At the time Chezum thought that domestic violence only involved physical abuse. Plus, she had connected online with other women who were abused by law enforcement officers whose stories weren’t believed. So she didn’t expect a response.
But a week later, an investigator from a neighboring county reached out to let her know they were opening an inquiry. “I met with that investigator for an hour and a half and talked about every incident and every tactic I could think of. When I left that meeting, I felt a giant sense of relief, like, ‘Wow, somebody who has power and control over my perpetrator knows now what he’s like behind closed doors.”
Chezum chose not to read the investigator’s final report, knowing that the manipulations, lies, and half-truths her ex-boyfriend shared wouldn’t support her healing. “I didn’t want to be angry anymore,” she says.
Her ex separated from the police department in July 2017 and Chezum says no longer works as a law enforcement officer. “I have always suspected that he had other issues within the department that they were investigating and that I was one more piece to the puzzle,” she says.
These Survivors Face Additional Barriers
Unlike Chezum, many survivors of officer-involved domestic violence never get a chance to report what they went through. “I’ve heard from multiple women who were turned away from services at shelters when they mention the perpetrator is in law enforcement. It squashes any hope they might have at all. They slink away,” Chezum says.
Diane Wetendorf has worked diligently as an advocate for the last 30 years helping survivors of officer-involved domestic violence, while helping police departments develop policies to address it within their departments. At 68, she’s retired now and says, in part, it was because she got burned out trying to make significant change within this niche of domestic violence.
“You have to look at the police culture. The police really do not police themselves,” says Wetendorf.
For survivors, she says, “There’s often no such thing as escaping because police have access to online information and databases—they can chase all that. It’s nearly impossible to hide … there are a million ways now [to find someone] using technology. I know it sounds hopeless, and as far as using the system, it pretty much is.”
By “the system,” Wetendorf means turning to law enforcement. But even using the shelter system isn’t always guaranteed to be safe.
“Shelters work closely with police, and police can even be on their board of directors,” she says, in her opinon, a clear conflict of interest.
Cops as Abusers are Especially Dangerous
“The qualities that make a police officer good at his job are the very things that make him a dangerous abuser,” says Wetendorf, something echoed by Mark Wynn, former police officer-turned-consultant, lecturer and advisor who helps train police around the globe how to respond to family violence.

#### [RECORDS SHOWN]
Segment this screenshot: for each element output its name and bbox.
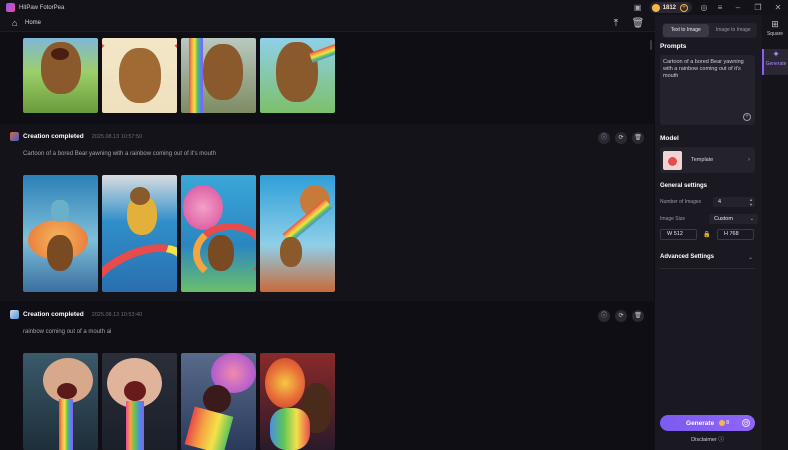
general-settings-label: General settings [660, 183, 708, 189]
number-of-images-label: Number of Images [660, 198, 702, 205]
add-prompt-icon[interactable]: + [743, 113, 751, 121]
restore-button[interactable]: ❐ [748, 3, 768, 12]
generate-cost: 8 [726, 420, 729, 426]
credits-count: 1812 [662, 4, 676, 11]
disclaimer-label: Disclaimer [691, 437, 717, 443]
result-image[interactable] [260, 353, 335, 450]
creation-time: 2025.08.13 10:57:50 [91, 133, 143, 140]
regenerate-icon[interactable]: ⟳ [615, 310, 627, 322]
clock-icon[interactable]: ◷ [742, 419, 750, 427]
divider [660, 268, 755, 269]
model-name: Template [691, 157, 714, 163]
model-selector[interactable]: Template › [660, 147, 755, 173]
stepper-arrows-icon[interactable]: ▲ ▼ [749, 197, 753, 207]
upload-icon[interactable]: ⤒ [609, 17, 623, 30]
creation-card: Creation completed 2025.08.13 10:53:40 ⓘ… [0, 302, 654, 450]
sidebar-item-square[interactable]: ⊞ Square [762, 19, 788, 45]
prompt-textarea[interactable]: Cartoon of a bored Bear yawning with a r… [660, 55, 755, 125]
width-input[interactable]: W 512 [660, 229, 697, 240]
result-image[interactable] [23, 38, 98, 113]
regenerate-icon[interactable]: ⟳ [615, 132, 627, 144]
result-image[interactable] [181, 175, 256, 292]
grid-icon: ⊞ [771, 19, 779, 29]
creation-prompt: Cartoon of a bored Bear yawning with a r… [23, 151, 216, 157]
app-logo-icon [6, 3, 15, 12]
credits-badge[interactable]: 1812 + [649, 2, 692, 13]
result-image[interactable] [260, 175, 335, 292]
home-icon[interactable]: ⌂ [12, 18, 21, 28]
results-feed[interactable]: Creation completed 2025.08.13 10:57:50 ⓘ… [0, 32, 654, 450]
minimize-button[interactable]: – [728, 3, 748, 12]
sidebar-item-label: Square [766, 31, 784, 37]
image-size-select[interactable]: Custom ⌄ [709, 213, 758, 224]
home-bar: ⌂ Home ⤒ 🗑 [0, 15, 655, 32]
sidebar-item-label: Generate [765, 61, 787, 67]
image-size-row: Image Size Custom ⌄ [660, 213, 758, 224]
delete-icon[interactable]: 🗑 [632, 310, 644, 322]
advanced-settings-label: Advanced Settings [660, 254, 715, 260]
generate-button[interactable]: Generate 8 ◷ [660, 415, 755, 431]
delete-icon[interactable]: 🗑 [632, 132, 644, 144]
image-size-value: Custom [714, 215, 733, 222]
info-icon: ⓘ [718, 437, 724, 443]
chevron-right-icon: › [748, 157, 750, 163]
add-credits-icon[interactable]: + [680, 3, 688, 12]
result-image[interactable] [102, 175, 177, 292]
creation-title: Creation completed [23, 311, 84, 318]
sidebar: ⊞ Square ✦ Generate [762, 15, 788, 450]
gift-icon[interactable]: ▣ [633, 3, 643, 13]
settings-panel: Text to Image Image to Image Prompts Car… [655, 15, 762, 450]
title-bar: HitPaw FotorPea ▣ 1812 + ◎ ≡ – ❐ ✕ [0, 0, 788, 15]
close-button[interactable]: ✕ [768, 3, 788, 12]
tab-text-to-image[interactable]: Text to Image [663, 24, 709, 37]
creation-time: 2025.08.13 10:53:40 [91, 311, 143, 318]
result-image[interactable] [23, 175, 98, 292]
tab-image-to-image[interactable]: Image to Image [711, 24, 757, 37]
image-size-label: Image Size [660, 215, 686, 222]
generate-label: Generate [686, 419, 715, 427]
creation-card: Creation completed 2025.08.13 10:57:50 ⓘ… [0, 124, 654, 301]
creation-thumbnail [10, 310, 19, 319]
feed-scrollbar[interactable] [650, 40, 652, 50]
account-icon[interactable]: ◎ [699, 3, 709, 13]
result-image[interactable] [23, 353, 98, 450]
prompts-label: Prompts [660, 43, 687, 50]
number-of-images-stepper[interactable]: 4 ▲ ▼ [713, 196, 755, 207]
chevron-down-icon: ⌄ [747, 255, 753, 261]
creation-prompt: rainbow coming out of a mouth ai [23, 329, 112, 335]
info-icon[interactable]: ⓘ [598, 310, 610, 322]
trash-icon[interactable]: 🗑 [631, 17, 645, 30]
creation-thumbnail [10, 132, 19, 141]
chevron-down-icon: ⌄ [749, 215, 754, 222]
app-title: HitPaw FotorPea [19, 4, 65, 11]
mode-toggle: Text to Image Image to Image [662, 23, 757, 38]
sidebar-item-generate[interactable]: ✦ Generate [762, 49, 788, 75]
creation-title: Creation completed [23, 133, 84, 140]
home-label[interactable]: Home [25, 20, 41, 26]
coin-icon [651, 3, 660, 12]
disclaimer-link[interactable]: Disclaimer ⓘ [660, 435, 755, 443]
model-thumbnail [663, 150, 682, 170]
result-image[interactable] [102, 353, 177, 450]
menu-icon[interactable]: ≡ [715, 3, 725, 13]
model-label: Model [660, 135, 679, 142]
lock-icon[interactable]: 🔒 [703, 231, 711, 239]
coin-icon [719, 420, 726, 426]
sparkle-icon: ✦ [772, 49, 780, 59]
result-image[interactable] [181, 353, 256, 450]
number-of-images-row: Number of Images 4 ▲ ▼ [660, 196, 755, 207]
advanced-settings-toggle[interactable]: Advanced Settings ⌄ [660, 254, 755, 261]
result-image[interactable] [260, 38, 335, 113]
result-image[interactable] [181, 38, 256, 113]
previous-creation [0, 32, 654, 122]
info-icon[interactable]: ⓘ [598, 132, 610, 144]
height-input[interactable]: H 768 [717, 229, 754, 240]
number-of-images-value: 4 [718, 198, 722, 205]
result-image[interactable] [102, 38, 177, 113]
prompt-text: Cartoon of a bored Bear yawning with a r… [663, 59, 744, 79]
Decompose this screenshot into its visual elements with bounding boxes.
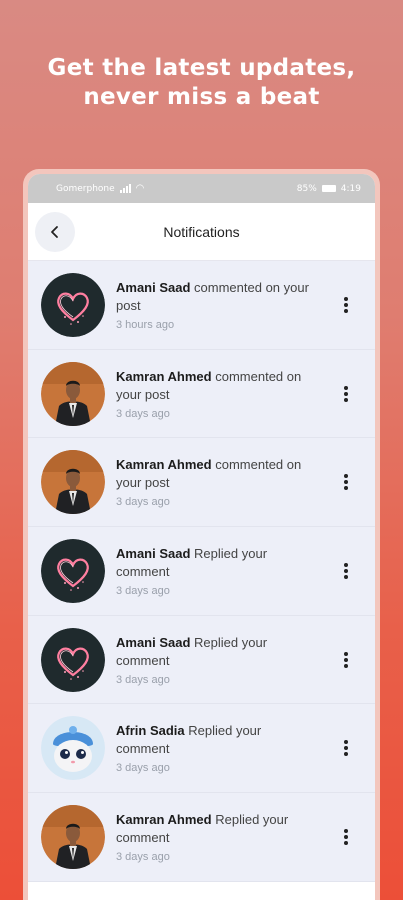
more-options-icon[interactable] xyxy=(341,650,351,670)
notification-text: Kamran Ahmed Replied your comment 3 days … xyxy=(116,811,316,863)
notification-time: 3 days ago xyxy=(116,496,170,509)
notification-time: 3 days ago xyxy=(116,407,170,420)
status-time: 4:19 xyxy=(340,183,361,194)
app-header: Notifications xyxy=(28,203,375,261)
headline-line-2: never miss a beat xyxy=(83,84,320,110)
notification-user-name[interactable]: Kamran Ahmed xyxy=(116,369,212,384)
notification-message: Kamran Ahmed Replied your comment xyxy=(116,811,316,847)
notification-message: Amani Saad Replied your comment xyxy=(116,634,316,670)
status-bar: Gomerphone ◠ 85% 4:19 xyxy=(28,174,375,203)
avatar[interactable] xyxy=(41,804,105,869)
chevron-left-icon xyxy=(51,226,58,238)
avatar[interactable] xyxy=(41,538,105,603)
more-options-icon[interactable] xyxy=(341,295,351,315)
notification-message: Afrin Sadia Replied your comment xyxy=(116,722,316,758)
headline-line-1: Get the latest updates, xyxy=(47,55,356,81)
notification-item[interactable]: Amani Saad Replied your comment 3 days ag… xyxy=(28,527,375,616)
phone-screen: Gomerphone ◠ 85% 4:19 Notifications Aman xyxy=(28,174,375,900)
battery-icon xyxy=(321,185,336,192)
notification-message: Amani Saad commented on your post xyxy=(116,279,316,315)
notification-item[interactable]: Amani Saad Replied your comment 3 days ag… xyxy=(28,616,375,705)
notification-text: Amani Saad Replied your comment 3 days ag… xyxy=(116,545,316,597)
notification-item[interactable]: Kamran Ahmed commented on your post 3 day… xyxy=(28,438,375,528)
notification-text: Kamran Ahmed commented on your post 3 day… xyxy=(116,456,316,508)
wifi-icon: ◠ xyxy=(135,183,145,194)
notification-item[interactable]: Amani Saad commented on your post 3 hours… xyxy=(28,261,375,350)
notification-time: 3 days ago xyxy=(116,762,170,775)
phone-frame: Gomerphone ◠ 85% 4:19 Notifications Aman xyxy=(23,169,380,900)
notification-list: Amani Saad commented on your post 3 hours… xyxy=(28,261,375,882)
more-options-icon[interactable] xyxy=(341,827,351,847)
notification-text: Amani Saad commented on your post 3 hours… xyxy=(116,279,316,331)
promo-headline: Get the latest updates, never miss a bea… xyxy=(0,54,403,112)
carrier-label: Gomerphone xyxy=(56,183,115,194)
notification-user-name[interactable]: Amani Saad xyxy=(116,546,190,561)
notification-user-name[interactable]: Kamran Ahmed xyxy=(116,457,212,472)
notification-time: 3 days ago xyxy=(116,673,170,686)
notification-message: Amani Saad Replied your comment xyxy=(116,545,316,581)
battery-percent: 85% xyxy=(296,183,317,194)
notification-message: Kamran Ahmed commented on your post xyxy=(116,456,316,492)
notification-user-name[interactable]: Kamran Ahmed xyxy=(116,812,212,827)
notification-item[interactable]: Kamran Ahmed commented on your post 3 day… xyxy=(28,350,375,439)
notification-time: 3 hours ago xyxy=(116,318,175,331)
notification-item[interactable]: Kamran Ahmed Replied your comment 3 days … xyxy=(28,793,375,882)
more-options-icon[interactable] xyxy=(341,472,351,492)
page-title: Notifications xyxy=(163,223,240,240)
notification-time: 3 days ago xyxy=(116,850,170,863)
more-options-icon[interactable] xyxy=(341,384,351,404)
notification-user-name[interactable]: Amani Saad xyxy=(116,280,190,295)
back-button[interactable] xyxy=(35,212,75,252)
signal-icon xyxy=(119,184,131,193)
notification-user-name[interactable]: Afrin Sadia xyxy=(116,723,185,738)
notification-time: 3 days ago xyxy=(116,584,170,597)
more-options-icon[interactable] xyxy=(341,738,351,758)
avatar[interactable] xyxy=(41,627,105,692)
avatar[interactable] xyxy=(41,450,105,515)
notification-item[interactable]: Afrin Sadia Replied your comment 3 days a… xyxy=(28,704,375,794)
more-options-icon[interactable] xyxy=(341,561,351,581)
notification-message: Kamran Ahmed commented on your post xyxy=(116,368,316,404)
avatar[interactable] xyxy=(41,361,105,426)
notification-text: Afrin Sadia Replied your comment 3 days a… xyxy=(116,722,316,774)
notification-user-name[interactable]: Amani Saad xyxy=(116,635,190,650)
avatar[interactable] xyxy=(41,272,105,337)
notification-text: Amani Saad Replied your comment 3 days ag… xyxy=(116,634,316,686)
notification-text: Kamran Ahmed commented on your post 3 day… xyxy=(116,368,316,420)
avatar[interactable] xyxy=(41,716,105,781)
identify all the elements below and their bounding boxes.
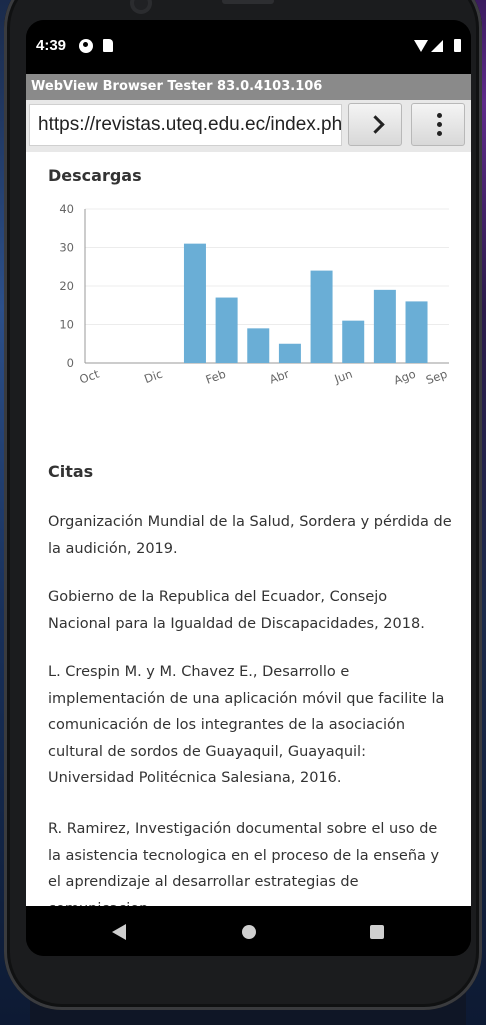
bar bbox=[342, 320, 365, 363]
citation-item: Organización Mundial de la Salud, Sorder… bbox=[48, 514, 452, 557]
sd-card-icon bbox=[103, 39, 113, 52]
phone-frame: 4:39 WebView Browser Tester 83.0.4103.10… bbox=[4, 0, 482, 1010]
status-time: 4:39 bbox=[36, 37, 67, 54]
bar bbox=[215, 297, 238, 363]
earpiece-speaker bbox=[222, 0, 274, 4]
web-content[interactable]: Descargas 0 10 20 30 40 Oct Dic Feb Abr Jun Ago Sep… bbox=[26, 152, 471, 906]
bar bbox=[278, 343, 301, 363]
wifi-icon bbox=[414, 40, 428, 52]
x-tick-label: Jun bbox=[332, 367, 355, 387]
address-bar-row: https://revistas.uteq.edu.ec/index.php/i… bbox=[26, 100, 471, 152]
home-circle-icon[interactable] bbox=[242, 925, 256, 939]
navigation-bar bbox=[26, 906, 471, 956]
citation-item: R. Ramirez, Investigación documental sob… bbox=[48, 821, 440, 906]
citations-title: Citas bbox=[48, 462, 94, 481]
front-camera bbox=[130, 0, 152, 14]
y-tick-label: 10 bbox=[59, 318, 74, 332]
x-tick-label: Oct bbox=[78, 366, 102, 386]
url-input[interactable]: https://revistas.uteq.edu.ec/index.php/i… bbox=[29, 104, 342, 146]
downloads-bar-chart: 0 10 20 30 40 Oct Dic Feb Abr Jun Ago Sep bbox=[59, 202, 449, 388]
x-tick-label: Abr bbox=[267, 367, 291, 387]
go-button[interactable] bbox=[348, 103, 402, 146]
y-tick-label: 0 bbox=[67, 356, 74, 370]
screen: 4:39 WebView Browser Tester 83.0.4103.10… bbox=[26, 20, 471, 956]
downloads-title: Descargas bbox=[48, 166, 142, 185]
status-bar: 4:39 bbox=[26, 20, 471, 72]
battery-icon bbox=[454, 39, 461, 52]
x-tick-label: Dic bbox=[142, 367, 164, 386]
bar bbox=[373, 289, 396, 363]
bar bbox=[183, 243, 206, 363]
recents-square-icon[interactable] bbox=[370, 925, 384, 939]
bar bbox=[310, 270, 333, 363]
signal-icon bbox=[431, 40, 443, 52]
app-title-bar: WebView Browser Tester 83.0.4103.106 bbox=[26, 74, 471, 100]
y-tick-label: 20 bbox=[59, 279, 74, 293]
more-vert-icon bbox=[437, 113, 442, 140]
citation-item: L. Crespin M. y M. Chavez E., Desarrollo… bbox=[48, 664, 445, 786]
x-tick-label: Ago bbox=[392, 367, 418, 388]
back-triangle-icon[interactable] bbox=[112, 924, 126, 940]
overflow-menu-button[interactable] bbox=[411, 103, 465, 146]
notification-icon bbox=[79, 39, 93, 53]
citation-item: Gobierno de la Republica del Ecuador, Co… bbox=[48, 589, 425, 632]
bar bbox=[405, 301, 428, 363]
y-tick-label: 40 bbox=[59, 202, 74, 216]
app-title: WebView Browser Tester 83.0.4103.106 bbox=[31, 79, 323, 94]
chevron-right-icon bbox=[366, 115, 385, 134]
x-tick-label: Feb bbox=[204, 367, 228, 387]
y-tick-label: 30 bbox=[59, 241, 74, 255]
bar bbox=[247, 328, 270, 363]
x-tick-label: Sep bbox=[424, 367, 449, 388]
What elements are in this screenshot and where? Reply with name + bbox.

#### [CHALLENGES]
• 1. Print the part of the article about officer-involved domestic violence that begins at the words "These Survivors Face" and stops after "of domestic violence.".
• 2. Name every person the article about officer-involved domestic violence mentions by name.
• 3. Sum up the article about officer-involved domestic violence in two sentences.
The rows have no connection to the article about officer-involved domestic violence.

#### [COMPLETED EXERCISE]
• 1.
These Survivors Face Additional Barriers
Unlike Chezum, many survivors of officer-involved domestic violence never get a chance to report what they went through. “I’ve heard from multiple women who were turned away from services at shelters when they mention the perpetrator is in law enforcement. It squashes any hope they might have at all. They slink away,” Chezum says.
Diane Wetendorf has worked diligently as an advocate for the last 30 years helping survivors of officer-involved domestic violence, while helping police departments develop policies to address it within their departments. At 68, she’s retired now and says, in part, it was because she got burned out trying to make significant change within this niche of domestic violence.

• 2. Chezum; Diane Wetendorf; Mark Wynn

• 3. Chezum reported her ex-boyfriend, a law enforcement officer, and an investigator from a neighboring county opened an inquiry, which left her with a giant sense of relief; he separated from the police department in July 2017. Advocate Diane Wetendorf says many survivors of officer-involved domestic violence face additional barriers, since police do not police themselves, can find people through databases and technology, and work closely with shelters.